__Direction 1__
Decide whether each statement agrees with the takeover bid extract below: (a) The CSA adopted a 120-day minimum bid period. (b) Before the amendments, the minimum bid period was 35 days. (c) The new early warning rules require disclosure of ownership decreases of 2% or more. Answer yes or no for each, quoting the deciding words of the extract.

Canadian Regulators Adopt 105-Day Minimum Bid Period and Enhance Early Warning Rules

Torys Business Law Guide

The Canadian Securities Administrators (CSA) have announced that they are adopting amendments to the country’s takeover bid regime that will extend the current 35-day minimum bid period for takeover bids to 105 days, rather than the previously proposed 120-day period for tendering to a takeover bid in Canada.

Along with this change, the CSA are also adopting new early warning rules that will require, among other things, disclosure of decreases in ownership of public company securities of 2% or more and when ownership levels fall below the 10% reporting threshold.

__Extracted entries__
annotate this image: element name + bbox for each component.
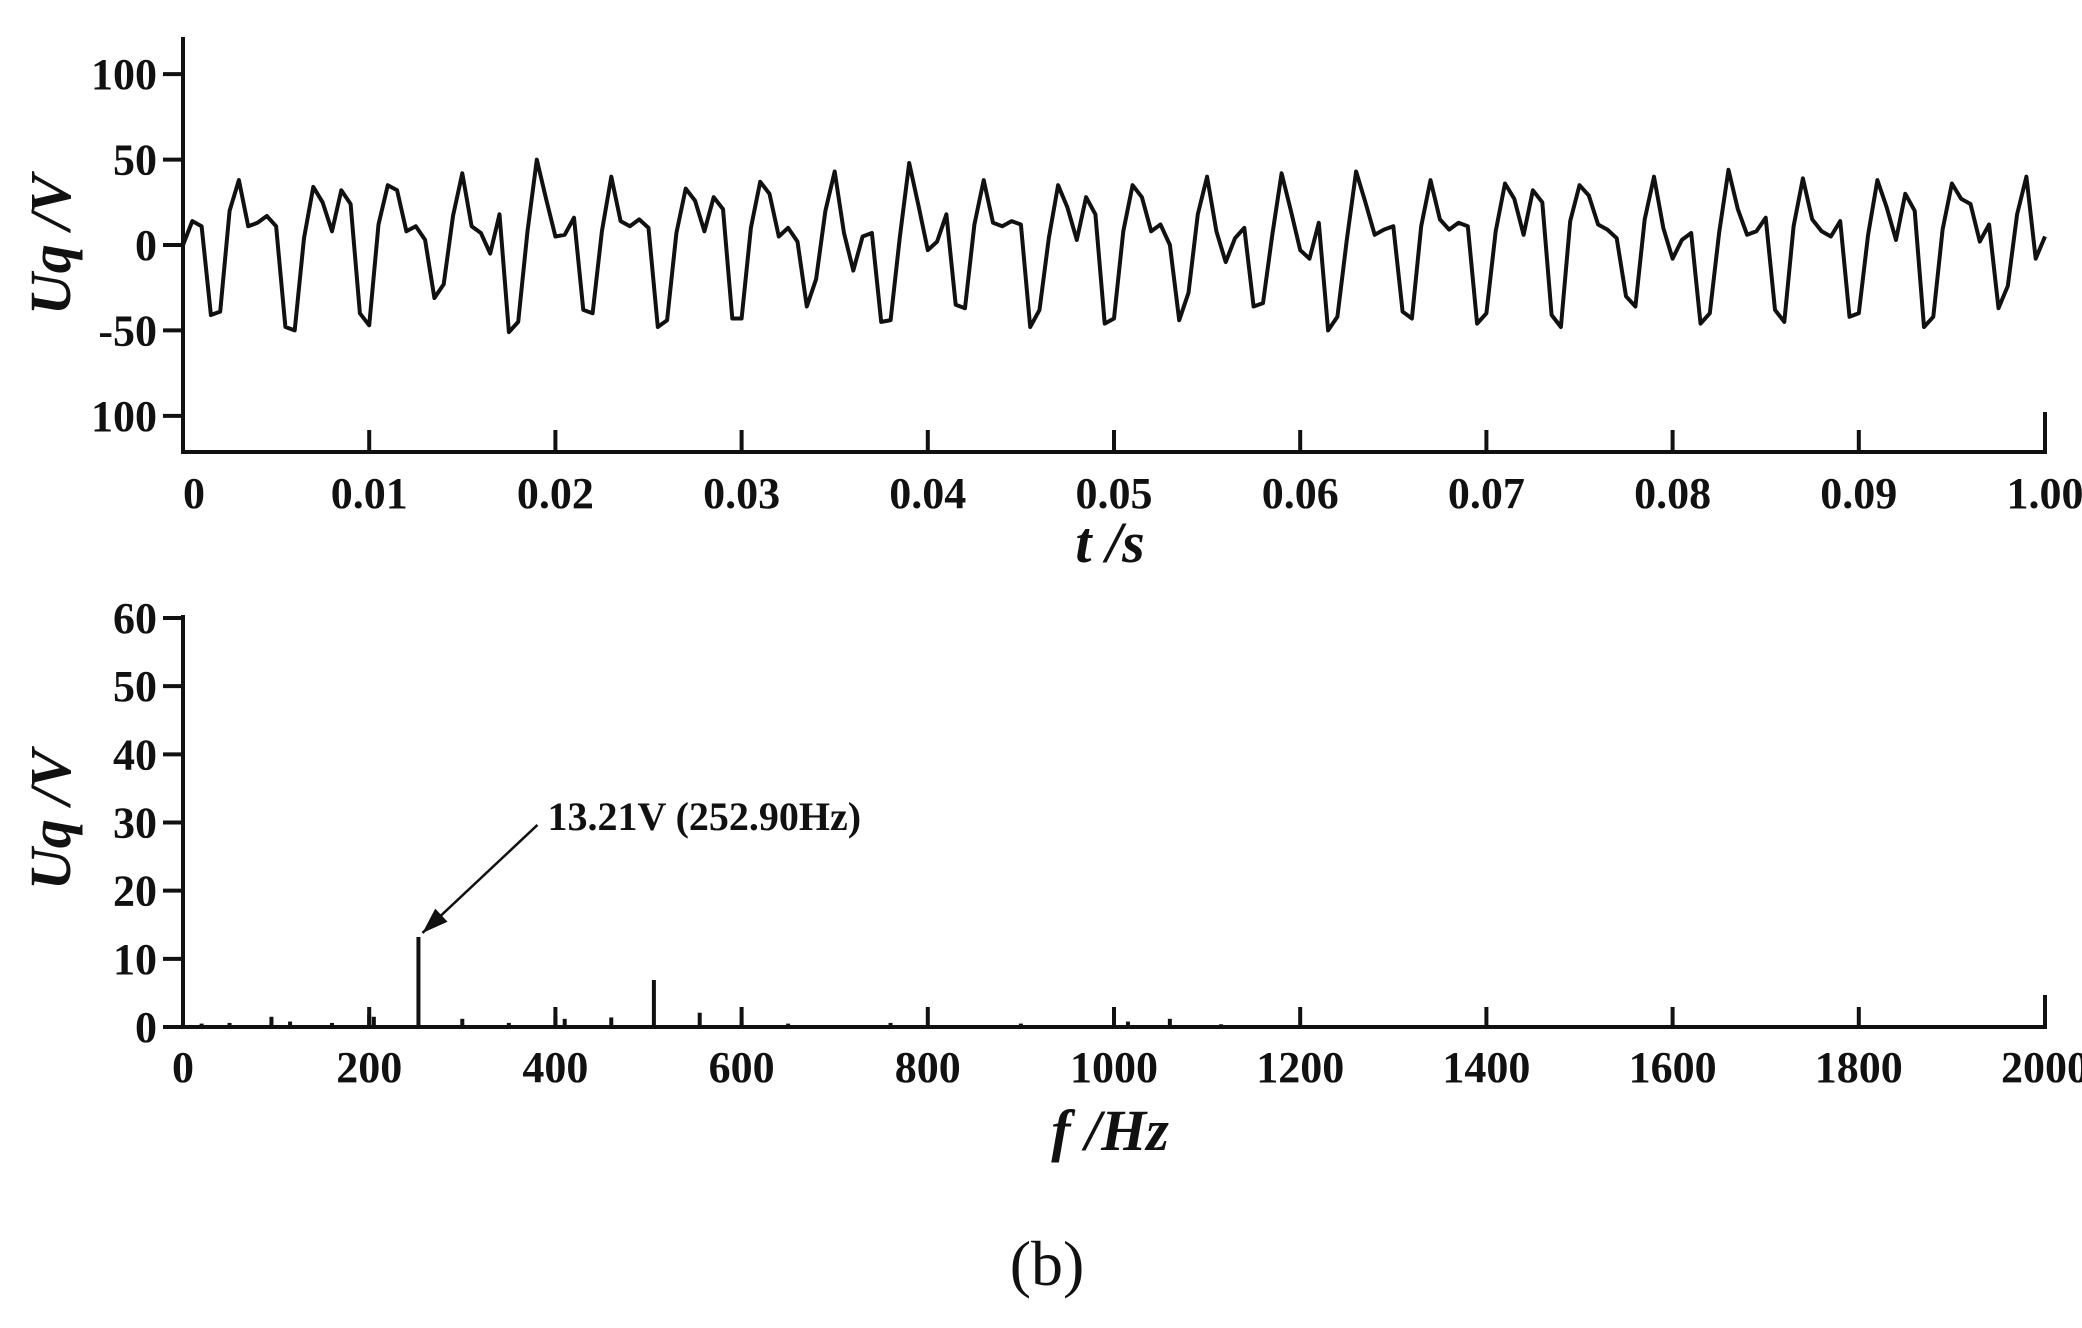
top-x-tick-label: 0 [183, 469, 205, 518]
spectrum-bars [202, 937, 1221, 1027]
top-x-tick-label: 0.08 [1634, 469, 1711, 518]
bottom-x-axis-label: f /Hz [1051, 1098, 1169, 1163]
top-x-axis-label: t /s [1075, 510, 1144, 575]
bottom-x-tick-label: 2000 [2001, 1043, 2082, 1092]
bottom-y-tick-label: 0 [135, 1003, 157, 1052]
bottom-x-tick-label: 1600 [1629, 1043, 1717, 1092]
bottom-y-tick-label: 60 [113, 594, 157, 643]
bottom-y-tick-label: 30 [113, 799, 157, 848]
bottom-x-tick-label: 1400 [1442, 1043, 1530, 1092]
bottom-y-tick-label: 10 [113, 935, 157, 984]
top-y-tick-label: 50 [113, 136, 157, 185]
frequency-spectrum-panel: 0 10 20 30 40 50 60 0 200 400 600 800 1000 1200 1400 1… [18, 594, 2082, 1163]
top-x-tick-label: 0.07 [1448, 469, 1525, 518]
bottom-x-tick-label: 1000 [1070, 1043, 1158, 1092]
bottom-y-axis-label: Uq /V [18, 746, 83, 891]
bottom-y-ticks: 0 10 20 30 40 50 60 [113, 594, 183, 1052]
top-y-tick-label: 100 [91, 392, 157, 441]
bottom-x-tick-label: 1200 [1256, 1043, 1344, 1092]
voltage-time-series-line [183, 160, 2045, 333]
bottom-y-tick-label: 40 [113, 730, 157, 779]
top-x-tick-label: 0.01 [331, 469, 408, 518]
bottom-x-tick-label: 200 [336, 1043, 402, 1092]
bottom-y-tick-label: 50 [113, 662, 157, 711]
top-y-axis-label: Uq /V [18, 171, 83, 316]
top-y-ticks: 100 -50 0 50 100 [91, 50, 183, 441]
bottom-x-tick-label: 400 [522, 1043, 588, 1092]
top-x-tick-label: 0.06 [1262, 469, 1339, 518]
top-axis-frame [183, 37, 2045, 452]
bottom-axis-frame [183, 615, 2045, 1027]
top-y-tick-label: 100 [91, 50, 157, 99]
bottom-x-tick-label: 0 [172, 1043, 194, 1092]
top-x-tick-label: 0.03 [703, 469, 780, 518]
bottom-y-tick-label: 20 [113, 867, 157, 916]
annotation-text: 13.21V (252.90Hz) [547, 794, 861, 839]
bottom-x-tick-label: 600 [709, 1043, 775, 1092]
peak-annotation: 13.21V (252.90Hz) [422, 794, 861, 933]
bottom-x-tick-label: 1800 [1815, 1043, 1903, 1092]
bottom-x-tick-label: 800 [895, 1043, 961, 1092]
top-y-tick-label: 0 [135, 221, 157, 270]
top-x-tick-label: 0.09 [1820, 469, 1897, 518]
panel-label: (b) [1010, 1228, 1085, 1299]
bottom-x-ticks: 0 200 400 600 800 1000 1200 1400 1600 1800 2000 [172, 1007, 2082, 1092]
top-y-tick-label: -50 [98, 306, 157, 355]
top-x-tick-label: 0.02 [517, 469, 594, 518]
top-x-tick-label: 0.04 [889, 469, 966, 518]
top-x-tick-label: 1.00 [2007, 469, 2082, 518]
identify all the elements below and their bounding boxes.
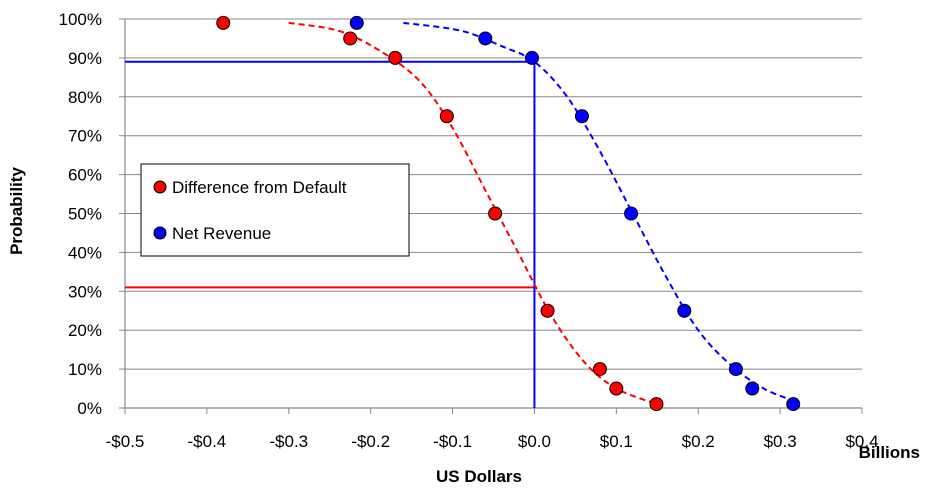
data-point <box>649 397 664 412</box>
x-tick-label: -$0.2 <box>351 432 390 451</box>
y-tick-label: 40% <box>68 243 102 262</box>
y-tick-label: 0% <box>77 399 102 418</box>
data-point <box>540 303 555 318</box>
data-point <box>745 381 760 396</box>
data-point <box>728 362 743 377</box>
x-tick-label: -$0.5 <box>106 432 145 451</box>
y-tick-label: 30% <box>68 282 102 301</box>
x-tick-label: $0.0 <box>518 432 551 451</box>
x-axis-title: US Dollars <box>436 467 522 486</box>
data-points <box>216 15 801 412</box>
data-point <box>609 381 624 396</box>
legend-label-net-revenue: Net Revenue <box>172 224 271 243</box>
data-point <box>343 31 358 46</box>
x-tick-label: $0.2 <box>682 432 715 451</box>
fit-curve <box>403 21 793 402</box>
legend-label-difference: Difference from Default <box>172 178 347 197</box>
axes <box>119 18 863 414</box>
legend-box <box>140 163 410 257</box>
x-tick-label: $0.1 <box>600 432 633 451</box>
data-point <box>488 206 503 221</box>
data-point <box>592 362 607 377</box>
data-point <box>216 15 231 30</box>
y-tick-label: 10% <box>68 360 102 379</box>
data-point <box>439 109 454 124</box>
data-point <box>574 109 589 124</box>
data-point <box>624 206 639 221</box>
y-tick-label: 50% <box>68 205 102 224</box>
tick-labels: 0% 10% 20% 30% 40% 50% 60% 70% 80% 90% 100% -$0.5 -$… <box>59 10 879 451</box>
data-point <box>677 303 692 318</box>
fit-curve <box>288 21 658 406</box>
y-tick-label: 80% <box>68 88 102 107</box>
y-tick-label: 70% <box>68 127 102 146</box>
x-tick-label: -$0.1 <box>433 432 472 451</box>
legend-marker-difference <box>153 180 167 194</box>
y-tick-label: 100% <box>59 10 102 29</box>
legend-marker-net-revenue <box>153 226 167 240</box>
y-tick-label: 20% <box>68 321 102 340</box>
x-tick-label: -$0.3 <box>269 432 308 451</box>
x-tick-label: $0.3 <box>764 432 797 451</box>
data-point <box>388 50 403 65</box>
data-point <box>524 50 539 65</box>
x-tick-label: $0.4 <box>845 432 878 451</box>
y-tick-label: 90% <box>68 49 102 68</box>
x-axis-unit: Billions <box>859 443 920 462</box>
data-point <box>349 15 364 30</box>
data-point <box>478 31 493 46</box>
reference-lines <box>125 60 536 408</box>
data-point <box>786 397 801 412</box>
y-axis-title: Probability <box>7 167 26 255</box>
legend: Difference from Default Net Revenue <box>140 163 410 257</box>
y-tick-label: 60% <box>68 166 102 185</box>
x-tick-label: -$0.4 <box>188 432 227 451</box>
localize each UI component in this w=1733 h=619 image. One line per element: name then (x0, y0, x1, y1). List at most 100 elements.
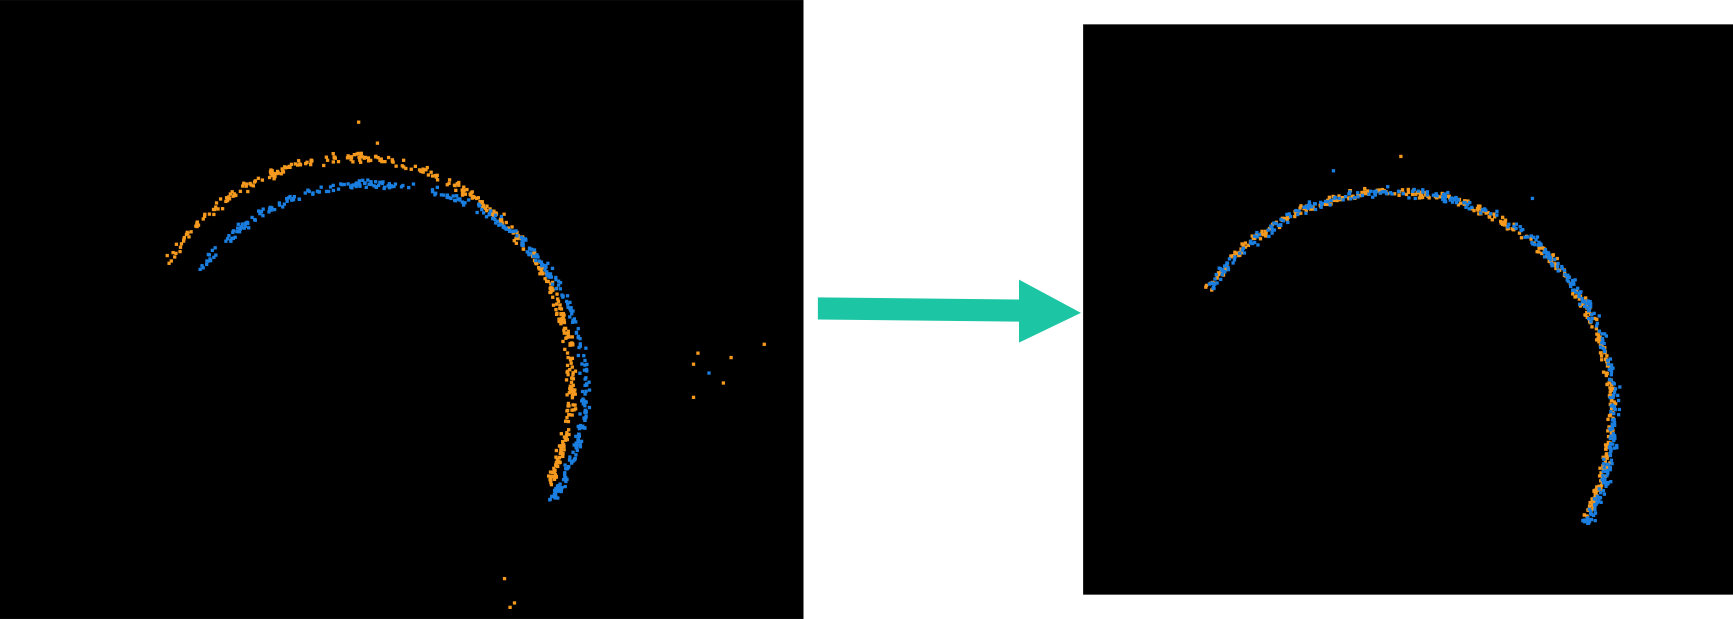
point (563, 484, 567, 489)
point (1588, 509, 1593, 513)
point (1506, 225, 1510, 229)
point (267, 210, 271, 214)
point (1608, 357, 1613, 361)
point (225, 237, 230, 241)
point (1536, 243, 1541, 247)
point (543, 268, 547, 272)
point (328, 185, 333, 189)
point (445, 183, 449, 187)
point (1605, 473, 1609, 478)
point (585, 362, 589, 367)
point (1380, 187, 1385, 192)
point (270, 206, 274, 210)
point (201, 266, 205, 270)
point (1216, 272, 1221, 277)
point (290, 198, 294, 202)
point (587, 380, 591, 384)
point (555, 292, 559, 296)
point (1598, 466, 1602, 470)
point (421, 170, 425, 174)
point (1495, 209, 1499, 214)
point (1609, 369, 1614, 374)
point (376, 155, 380, 160)
point (512, 238, 516, 243)
point (558, 451, 563, 456)
point (340, 182, 344, 187)
point (417, 168, 422, 172)
point (374, 185, 379, 190)
point (570, 342, 575, 346)
point (1526, 235, 1530, 239)
point (1597, 484, 1601, 488)
point (1599, 354, 1604, 358)
point (1347, 191, 1352, 195)
point (1421, 188, 1425, 192)
point (550, 494, 554, 499)
point (1232, 258, 1237, 262)
point (1603, 332, 1607, 336)
point (202, 214, 207, 218)
point (1601, 469, 1605, 473)
point (583, 404, 587, 408)
point (1484, 208, 1488, 213)
point (1612, 411, 1616, 416)
point (567, 458, 572, 462)
point (565, 431, 569, 435)
point (1337, 194, 1341, 198)
point (1562, 268, 1567, 273)
point (564, 433, 569, 438)
point (1601, 338, 1605, 343)
point (1606, 362, 1610, 366)
point (1219, 277, 1223, 282)
point (1277, 225, 1282, 230)
point (1478, 204, 1482, 208)
point (538, 272, 542, 276)
point (583, 418, 587, 423)
point (1417, 196, 1422, 200)
point (1570, 288, 1575, 292)
point (296, 159, 301, 163)
point (1490, 218, 1494, 222)
point (441, 193, 446, 197)
point (1601, 455, 1605, 459)
point (1544, 255, 1549, 259)
point (1204, 283, 1209, 288)
point (472, 195, 477, 200)
point (487, 213, 491, 217)
point (584, 416, 588, 420)
point (1253, 236, 1257, 240)
point (288, 194, 292, 199)
point (1540, 246, 1544, 250)
point (492, 209, 496, 213)
point (326, 189, 331, 194)
point (1613, 407, 1617, 412)
point (167, 261, 171, 265)
point (1425, 193, 1429, 197)
point (1210, 288, 1214, 292)
point (1241, 246, 1246, 250)
point (1260, 229, 1264, 234)
point (691, 395, 696, 400)
point (571, 383, 575, 387)
point (548, 497, 552, 502)
point (1609, 373, 1613, 377)
point (539, 269, 543, 273)
point (220, 207, 225, 211)
point (1608, 395, 1612, 400)
point (358, 184, 362, 188)
point (1611, 432, 1616, 436)
point (207, 212, 212, 216)
point (481, 211, 486, 215)
point (366, 156, 371, 160)
point (291, 197, 296, 202)
point (552, 488, 557, 493)
point (1226, 266, 1230, 270)
point (1608, 436, 1612, 440)
point (511, 229, 516, 234)
point (551, 288, 555, 292)
point (1534, 238, 1538, 242)
point (1587, 310, 1591, 315)
point (571, 450, 575, 454)
point (1434, 192, 1438, 196)
point (557, 319, 561, 324)
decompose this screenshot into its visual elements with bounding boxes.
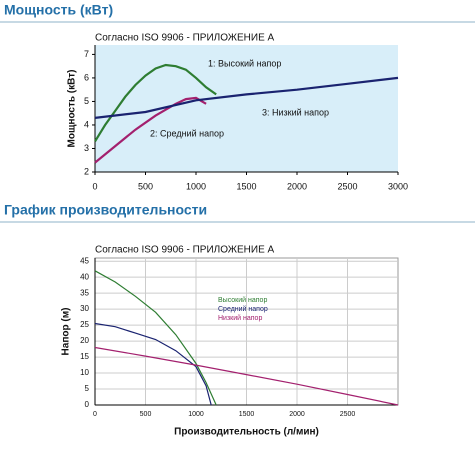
x-axis-label: Производительность (л/мин)	[174, 427, 319, 438]
y-tick-label: 20	[80, 336, 89, 345]
series-line	[94, 96, 207, 164]
y-tick-label: 30	[80, 304, 89, 313]
y-tick-label: 5	[85, 384, 90, 393]
x-tick-label: 2000	[287, 181, 307, 191]
legend-entry: Высокий напор	[218, 296, 267, 304]
series-label: 3: Низкий напор	[262, 107, 329, 117]
series-line	[94, 346, 399, 406]
x-tick-label: 3000	[388, 181, 408, 191]
y-tick-label: 3	[84, 143, 89, 153]
x-tick-label: 2500	[340, 411, 356, 418]
x-tick-label: 1000	[186, 181, 206, 191]
series-line	[94, 322, 212, 406]
series-label: 2: Средний напор	[150, 128, 224, 138]
x-tick-label: 1000	[188, 411, 204, 418]
y-tick-label: 5	[84, 96, 89, 106]
y-tick-label: 45	[80, 256, 89, 265]
x-tick-label: 500	[140, 411, 152, 418]
series-line	[94, 63, 217, 142]
section-heading: График производительности	[4, 202, 207, 218]
x-tick-label: 2000	[289, 411, 305, 418]
series-line	[94, 270, 217, 406]
chart-subtitle: Согласно ISO 9906 - ПРИЛОЖЕНИЕ А	[95, 33, 275, 44]
y-tick-label: 4	[84, 119, 89, 129]
x-tick-label: 1500	[236, 181, 256, 191]
y-tick-label: 15	[80, 352, 89, 361]
legend-entry: Низкий напор	[218, 314, 262, 322]
series-label: 1: Высокий напор	[208, 58, 281, 68]
y-tick-label: 7	[84, 49, 89, 59]
section-heading: Мощность (кВт)	[4, 2, 113, 18]
x-tick-label: 0	[92, 181, 97, 191]
x-tick-label: 2500	[337, 181, 357, 191]
x-tick-label: 500	[138, 181, 153, 191]
y-tick-label: 2	[84, 166, 89, 176]
y-tick-label: 10	[80, 368, 89, 377]
x-tick-label: 1500	[239, 411, 255, 418]
y-axis-label: Напор (м)	[61, 308, 72, 356]
y-tick-label: 40	[80, 272, 89, 281]
y-tick-label: 6	[84, 72, 89, 82]
plot-area	[95, 45, 398, 172]
y-tick-label: 35	[80, 288, 89, 297]
y-axis-label: Мощность (кВт)	[67, 70, 78, 148]
x-tick-label: 0	[93, 411, 97, 418]
y-tick-label: 25	[80, 320, 89, 329]
chart-subtitle: Согласно ISO 9906 - ПРИЛОЖЕНИЕ А	[95, 245, 275, 256]
y-tick-label: 0	[85, 400, 90, 409]
legend-entry: Средний напор	[218, 305, 268, 313]
series-line	[94, 76, 399, 119]
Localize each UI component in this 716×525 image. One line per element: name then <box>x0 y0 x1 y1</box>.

__Direction 2__
Reproduce the rows starting with the line containing "data-point <box>649 397 664 412</box>" and going on through the line containing "y-tick-label: 60% <box>68 166 102 185</box>", including both of those lines.

__Exercise solution 1__
(a) No: "extend the current 35-day minimum bid period for takeover bids to 105 days, rather than the previously proposed 120-day period"
(b) Yes: "the current 35-day minimum bid period"
(c) Yes: "disclosure of decreases in ownership of public company securities of 2% or more"

__Exercise solution 2__
data-point <box>649 397 664 412</box>
x-tick-label: -$0.2 <box>351 432 390 451</box>
y-tick-label: 40% <box>68 243 102 262</box>
y-tick-label: 0% <box>77 399 102 418</box>
data-point <box>540 303 555 318</box>
data-point <box>745 381 760 396</box>
data-point <box>728 362 743 377</box>
x-tick-label: -$0.5 <box>106 432 145 451</box>
y-tick-label: 30% <box>68 282 102 301</box>
x-tick-label: $0.0 <box>518 432 551 451</box>
x-axis-title: US Dollars <box>436 467 522 486</box>
data-points <box>216 15 801 412</box>
data-point <box>609 381 624 396</box>
legend-label-net-revenue: Net Revenue <box>172 224 271 243</box>
data-point <box>343 31 358 46</box>
x-tick-label: $0.2 <box>682 432 715 451</box>
fit-curve <box>403 21 793 402</box>
legend-label-difference: Difference from Default <box>172 178 347 197</box>
axes <box>119 18 863 414</box>
legend-box <box>140 163 410 257</box>
x-tick-label: $0.1 <box>600 432 633 451</box>
data-point <box>488 206 503 221</box>
data-point <box>592 362 607 377</box>
data-point <box>216 15 231 30</box>
y-tick-label: 10% <box>68 360 102 379</box>
data-point <box>439 109 454 124</box>
data-point <box>574 109 589 124</box>
data-point <box>624 206 639 221</box>
y-tick-label: 50% <box>68 205 102 224</box>
tick-labels: 0% 10% 20% 30% 40% 50% 60% 70% 80% 90% 100% -$0.5 -$… <box>59 10 879 451</box>
data-point <box>677 303 692 318</box>
fit-curve <box>288 21 658 406</box>
y-tick-label: 80% <box>68 88 102 107</box>
y-tick-label: 70% <box>68 127 102 146</box>
x-tick-label: -$0.1 <box>433 432 472 451</box>
legend-marker-difference <box>153 180 167 194</box>
y-tick-label: 100% <box>59 10 102 29</box>
legend-marker-net-revenue <box>153 226 167 240</box>
y-tick-label: 20% <box>68 321 102 340</box>
x-tick-label: -$0.3 <box>269 432 308 451</box>
x-tick-label: $0.3 <box>764 432 797 451</box>
data-point <box>388 50 403 65</box>
data-point <box>524 50 539 65</box>
x-tick-label: $0.4 <box>845 432 878 451</box>
y-tick-label: 90% <box>68 49 102 68</box>
x-axis-unit: Billions <box>859 443 920 462</box>
data-point <box>349 15 364 30</box>
data-point <box>478 31 493 46</box>
reference-lines <box>125 60 536 408</box>
data-point <box>786 397 801 412</box>
y-axis-title: Probability <box>7 167 26 255</box>
legend: Difference from Default Net Revenue <box>140 163 410 257</box>
y-tick-label: 60% <box>68 166 102 185</box>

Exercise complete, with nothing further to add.